[Source data]
◆ ◆ ◆ ◆ ◆ ◆ ◆

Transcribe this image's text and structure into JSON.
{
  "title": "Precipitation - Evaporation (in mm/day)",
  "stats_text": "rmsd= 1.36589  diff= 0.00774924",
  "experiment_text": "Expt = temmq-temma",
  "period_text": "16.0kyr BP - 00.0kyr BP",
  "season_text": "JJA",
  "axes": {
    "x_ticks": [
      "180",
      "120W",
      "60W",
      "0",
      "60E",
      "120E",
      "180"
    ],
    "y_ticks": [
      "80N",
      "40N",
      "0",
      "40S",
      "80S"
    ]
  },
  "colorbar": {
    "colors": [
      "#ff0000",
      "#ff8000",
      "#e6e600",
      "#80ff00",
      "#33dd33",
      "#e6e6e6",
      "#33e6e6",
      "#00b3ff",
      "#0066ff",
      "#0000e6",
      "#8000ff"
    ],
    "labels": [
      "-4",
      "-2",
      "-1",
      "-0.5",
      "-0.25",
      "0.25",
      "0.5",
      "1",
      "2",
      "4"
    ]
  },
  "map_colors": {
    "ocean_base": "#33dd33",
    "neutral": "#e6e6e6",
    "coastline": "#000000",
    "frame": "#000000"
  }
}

◆ ◆ ◆ ◆ ◆ ◆ ◆

What you should do:
The listing above must be transcribed exactly, line by line.

Complete response:
Transcribe this image's text and structure into JSON.
{
  "title": "Precipitation - Evaporation (in mm/day)",
  "stats_text": "rmsd= 1.36589  diff= 0.00774924",
  "experiment_text": "Expt = temmq-temma",
  "period_text": "16.0kyr BP - 00.0kyr BP",
  "season_text": "JJA",
  "axes": {
    "x_ticks": [
      "180",
      "120W",
      "60W",
      "0",
      "60E",
      "120E",
      "180"
    ],
    "y_ticks": [
      "80N",
      "40N",
      "0",
      "40S",
      "80S"
    ]
  },
  "colorbar": {
    "colors": [
      "#ff0000",
      "#ff8000",
      "#e6e600",
      "#80ff00",
      "#33dd33",
      "#e6e6e6",
      "#33e6e6",
      "#00b3ff",
      "#0066ff",
      "#0000e6",
      "#8000ff"
    ],
    "labels": [
      "-4",
      "-2",
      "-1",
      "-0.5",
      "-0.25",
      "0.25",
      "0.5",
      "1",
      "2",
      "4"
    ]
  },
  "map_colors": {
    "ocean_base": "#33dd33",
    "neutral": "#e6e6e6",
    "coastline": "#000000",
    "frame": "#000000"
  }
}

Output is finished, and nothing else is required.